#### [Extracts from a graphics dataset]
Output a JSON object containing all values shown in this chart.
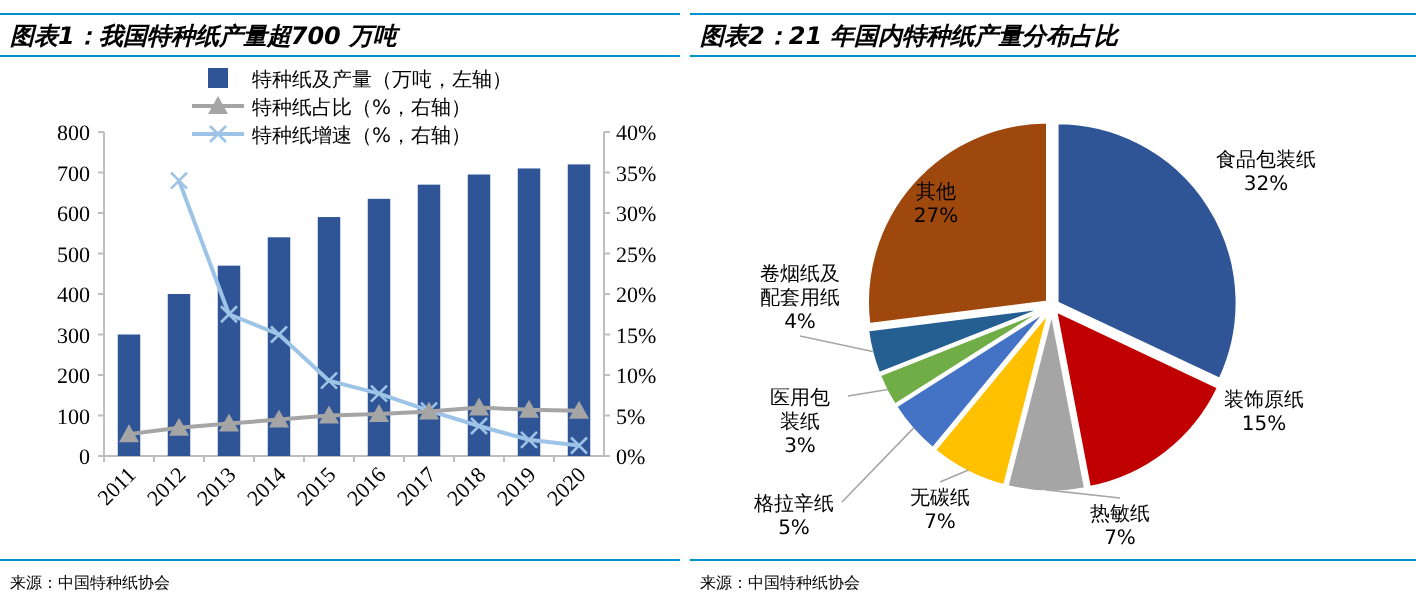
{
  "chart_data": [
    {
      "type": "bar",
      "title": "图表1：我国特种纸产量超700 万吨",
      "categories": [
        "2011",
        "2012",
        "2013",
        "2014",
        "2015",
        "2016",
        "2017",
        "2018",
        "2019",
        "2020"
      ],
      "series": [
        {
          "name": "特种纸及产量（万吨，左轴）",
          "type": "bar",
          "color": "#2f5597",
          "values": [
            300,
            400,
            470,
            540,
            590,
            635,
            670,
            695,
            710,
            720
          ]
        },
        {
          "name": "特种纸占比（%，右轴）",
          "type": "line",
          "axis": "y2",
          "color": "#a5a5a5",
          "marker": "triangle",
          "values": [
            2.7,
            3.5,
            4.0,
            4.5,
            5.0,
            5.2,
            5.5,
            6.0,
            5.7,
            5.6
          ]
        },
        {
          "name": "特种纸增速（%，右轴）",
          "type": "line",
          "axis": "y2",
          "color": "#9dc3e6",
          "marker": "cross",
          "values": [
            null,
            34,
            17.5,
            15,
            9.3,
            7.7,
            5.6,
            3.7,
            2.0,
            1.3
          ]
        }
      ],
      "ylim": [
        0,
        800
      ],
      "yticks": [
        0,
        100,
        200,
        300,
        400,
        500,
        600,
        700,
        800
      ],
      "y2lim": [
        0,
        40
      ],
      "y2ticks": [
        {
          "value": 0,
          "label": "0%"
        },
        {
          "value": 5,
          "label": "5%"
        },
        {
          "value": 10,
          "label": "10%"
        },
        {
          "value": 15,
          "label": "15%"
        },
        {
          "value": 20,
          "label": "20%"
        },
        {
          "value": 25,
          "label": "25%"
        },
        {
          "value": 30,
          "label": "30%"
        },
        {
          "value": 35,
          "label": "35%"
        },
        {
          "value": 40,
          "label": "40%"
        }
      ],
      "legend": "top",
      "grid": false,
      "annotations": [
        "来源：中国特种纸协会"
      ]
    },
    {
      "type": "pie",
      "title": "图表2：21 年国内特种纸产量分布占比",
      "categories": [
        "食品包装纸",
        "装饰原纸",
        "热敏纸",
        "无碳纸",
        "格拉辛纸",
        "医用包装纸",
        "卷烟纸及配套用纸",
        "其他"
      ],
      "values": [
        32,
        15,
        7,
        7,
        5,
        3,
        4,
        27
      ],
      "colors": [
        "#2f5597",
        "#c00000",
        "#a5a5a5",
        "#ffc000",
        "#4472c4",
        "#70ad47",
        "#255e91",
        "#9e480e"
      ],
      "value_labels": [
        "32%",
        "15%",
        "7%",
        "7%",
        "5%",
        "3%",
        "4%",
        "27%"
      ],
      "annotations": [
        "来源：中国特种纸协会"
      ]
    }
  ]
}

#### [Task brief]
Copy out each record shown above without alteration, skipping any picture.

#### [Exercise output]
Output a JSON object containing all values shown in this chart.
{
  "chart_data": [
    {
      "type": "bar",
      "title": "图表1：我国特种纸产量超700 万吨",
      "categories": [
        "2011",
        "2012",
        "2013",
        "2014",
        "2015",
        "2016",
        "2017",
        "2018",
        "2019",
        "2020"
      ],
      "series": [
        {
          "name": "特种纸及产量（万吨，左轴）",
          "type": "bar",
          "color": "#2f5597",
          "values": [
            300,
            400,
            470,
            540,
            590,
            635,
            670,
            695,
            710,
            720
          ]
        },
        {
          "name": "特种纸占比（%，右轴）",
          "type": "line",
          "axis": "y2",
          "color": "#a5a5a5",
          "marker": "triangle",
          "values": [
            2.7,
            3.5,
            4.0,
            4.5,
            5.0,
            5.2,
            5.5,
            6.0,
            5.7,
            5.6
          ]
        },
        {
          "name": "特种纸增速（%，右轴）",
          "type": "line",
          "axis": "y2",
          "color": "#9dc3e6",
          "marker": "cross",
          "values": [
            null,
            34,
            17.5,
            15,
            9.3,
            7.7,
            5.6,
            3.7,
            2.0,
            1.3
          ]
        }
      ],
      "ylim": [
        0,
        800
      ],
      "yticks": [
        0,
        100,
        200,
        300,
        400,
        500,
        600,
        700,
        800
      ],
      "y2lim": [
        0,
        40
      ],
      "y2ticks": [
        {
          "value": 0,
          "label": "0%"
        },
        {
          "value": 5,
          "label": "5%"
        },
        {
          "value": 10,
          "label": "10%"
        },
        {
          "value": 15,
          "label": "15%"
        },
        {
          "value": 20,
          "label": "20%"
        },
        {
          "value": 25,
          "label": "25%"
        },
        {
          "value": 30,
          "label": "30%"
        },
        {
          "value": 35,
          "label": "35%"
        },
        {
          "value": 40,
          "label": "40%"
        }
      ],
      "legend": "top",
      "grid": false,
      "annotations": [
        "来源：中国特种纸协会"
      ]
    },
    {
      "type": "pie",
      "title": "图表2：21 年国内特种纸产量分布占比",
      "categories": [
        "食品包装纸",
        "装饰原纸",
        "热敏纸",
        "无碳纸",
        "格拉辛纸",
        "医用包装纸",
        "卷烟纸及配套用纸",
        "其他"
      ],
      "values": [
        32,
        15,
        7,
        7,
        5,
        3,
        4,
        27
      ],
      "colors": [
        "#2f5597",
        "#c00000",
        "#a5a5a5",
        "#ffc000",
        "#4472c4",
        "#70ad47",
        "#255e91",
        "#9e480e"
      ],
      "value_labels": [
        "32%",
        "15%",
        "7%",
        "7%",
        "5%",
        "3%",
        "4%",
        "27%"
      ],
      "annotations": [
        "来源：中国特种纸协会"
      ]
    }
  ]
}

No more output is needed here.